> _Short task_:
Pictures do not belong in the copy; restate the records below word for word.
#### Provided entries
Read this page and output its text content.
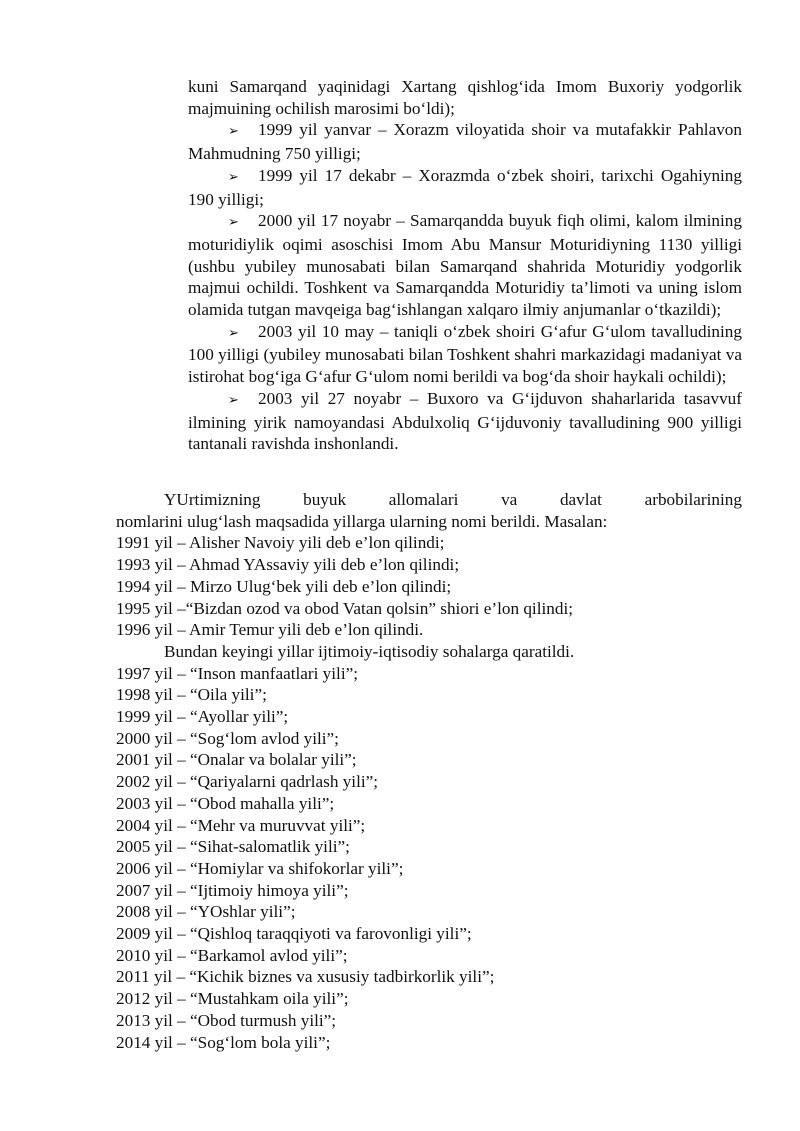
kuni Samarqand yaqinidagi Xartang qishlog‘ida Imom Buxoriy yodgorlik majmuining ochilish marosimi bo‘ldi);

➢ 1999 yil yanvar – Xorazm viloyatida shoir va mutafakkir Pahlavon Mahmudning 750 yilligi;

➢ 1999 yil 17 dekabr – Xorazmda o‘zbek shoiri, tarixchi Ogahiyning 190 yilligi;

➢ 2000 yil 17 noyabr – Samarqandda buyuk fiqh olimi, kalom ilmining moturidiylik oqimi asoschisi Imom Abu Mansur Moturidiyning 1130 yilligi (ushbu yubiley munosabati bilan Samarqand shahrida Moturidiy yodgorlik majmui ochildi. Toshkent va Samarqandda Moturidiy ta’limoti va uning islom olamida tutgan mavqeiga bag‘ishlangan xalqaro ilmiy anjumanlar o‘tkazildi);

➢ 2003 yil 10 may – taniqli o‘zbek shoiri G‘afur G‘ulom tavalludining 100 yilligi (yubiley munosabati bilan Toshkent shahri markazidagi madaniyat va istirohat bog‘iga G‘afur G‘ulom nomi berildi va bog‘da shoir haykali ochildi);

➢ 2003 yil 27 noyabr – Buxoro va G‘ijduvon shaharlarida tasavvuf ilmining yirik namoyandasi Abdulxoliq G‘ijduvoniy tavalludining 900 yilligi tantanali ravishda inshonlandi.

YUrtimizning buyuk allomalari va davlat arbobilarining

nomlarini ulug‘lash maqsadida yillarga ularning nomi berildi. Masalan:

1991 yil – Alisher Navoiy yili deb e’lon qilindi;

1993 yil – Ahmad YAssaviy yili deb e’lon qilindi;

1994 yil – Mirzo Ulug‘bek yili deb e’lon qilindi;

1995 yil –“Bizdan ozod va obod Vatan qolsin” shiori e’lon qilindi;

1996 yil – Amir Temur yili deb e’lon qilindi.

Bundan keyingi yillar ijtimoiy-iqtisodiy sohalarga qaratildi.

1997 yil – “Inson manfaatlari yili”;

1998 yil – “Oila yili”;

1999 yil – “Ayollar yili”;

2000 yil – “Sog‘lom avlod yili”;

2001 yil – “Onalar va bolalar yili”;

2002 yil – “Qariyalarni qadrlash yili”;

2003 yil – “Obod mahalla yili”;

2004 yil – “Mehr va muruvvat yili”;

2005 yil – “Sihat-salomatlik yili”;

2006 yil – “Homiylar va shifokorlar yili”;

2007 yil – “Ijtimoiy himoya yili”;

2008 yil – “YOshlar yili”;

2009 yil – “Qishloq taraqqiyoti va farovonligi yili”;

2010 yil – “Barkamol avlod yili”;

2011 yil – “Kichik biznes va xususiy tadbirkorlik yili”;

2012 yil – “Mustahkam oila yili”;

2013 yil – “Obod turmush yili”;

2014 yil – “Sog‘lom bola yili”;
########
> _Worked solution_:
Read this page and output its text content.
kuni Samarqand yaqinidagi Xartang qishlog‘ida Imom Buxoriy yodgorlik majmuining ochilish marosimi bo‘ldi);

➢ 1999 yil yanvar – Xorazm viloyatida shoir va mutafakkir Pahlavon Mahmudning 750 yilligi;

➢ 1999 yil 17 dekabr – Xorazmda o‘zbek shoiri, tarixchi Ogahiyning 190 yilligi;

➢ 2000 yil 17 noyabr – Samarqandda buyuk fiqh olimi, kalom ilmining moturidiylik oqimi asoschisi Imom Abu Mansur Moturidiyning 1130 yilligi (ushbu yubiley munosabati bilan Samarqand shahrida Moturidiy yodgorlik majmui ochildi. Toshkent va Samarqandda Moturidiy ta’limoti va uning islom olamida tutgan mavqeiga bag‘ishlangan xalqaro ilmiy anjumanlar o‘tkazildi);

➢ 2003 yil 10 may – taniqli o‘zbek shoiri G‘afur G‘ulom tavalludining 100 yilligi (yubiley munosabati bilan Toshkent shahri markazidagi madaniyat va istirohat bog‘iga G‘afur G‘ulom nomi berildi va bog‘da shoir haykali ochildi);

➢ 2003 yil 27 noyabr – Buxoro va G‘ijduvon shaharlarida tasavvuf ilmining yirik namoyandasi Abdulxoliq G‘ijduvoniy tavalludining 900 yilligi tantanali ravishda inshonlandi.

YUrtimizning buyuk allomalari va davlat arbobilarining

nomlarini ulug‘lash maqsadida yillarga ularning nomi berildi. Masalan:

1991 yil – Alisher Navoiy yili deb e’lon qilindi;

1993 yil – Ahmad YAssaviy yili deb e’lon qilindi;

1994 yil – Mirzo Ulug‘bek yili deb e’lon qilindi;

1995 yil –“Bizdan ozod va obod Vatan qolsin” shiori e’lon qilindi;

1996 yil – Amir Temur yili deb e’lon qilindi.

Bundan keyingi yillar ijtimoiy-iqtisodiy sohalarga qaratildi.

1997 yil – “Inson manfaatlari yili”;

1998 yil – “Oila yili”;

1999 yil – “Ayollar yili”;

2000 yil – “Sog‘lom avlod yili”;

2001 yil – “Onalar va bolalar yili”;

2002 yil – “Qariyalarni qadrlash yili”;

2003 yil – “Obod mahalla yili”;

2004 yil – “Mehr va muruvvat yili”;

2005 yil – “Sihat-salomatlik yili”;

2006 yil – “Homiylar va shifokorlar yili”;

2007 yil – “Ijtimoiy himoya yili”;

2008 yil – “YOshlar yili”;

2009 yil – “Qishloq taraqqiyoti va farovonligi yili”;

2010 yil – “Barkamol avlod yili”;

2011 yil – “Kichik biznes va xususiy tadbirkorlik yili”;

2012 yil – “Mustahkam oila yili”;

2013 yil – “Obod turmush yili”;

2014 yil – “Sog‘lom bola yili”;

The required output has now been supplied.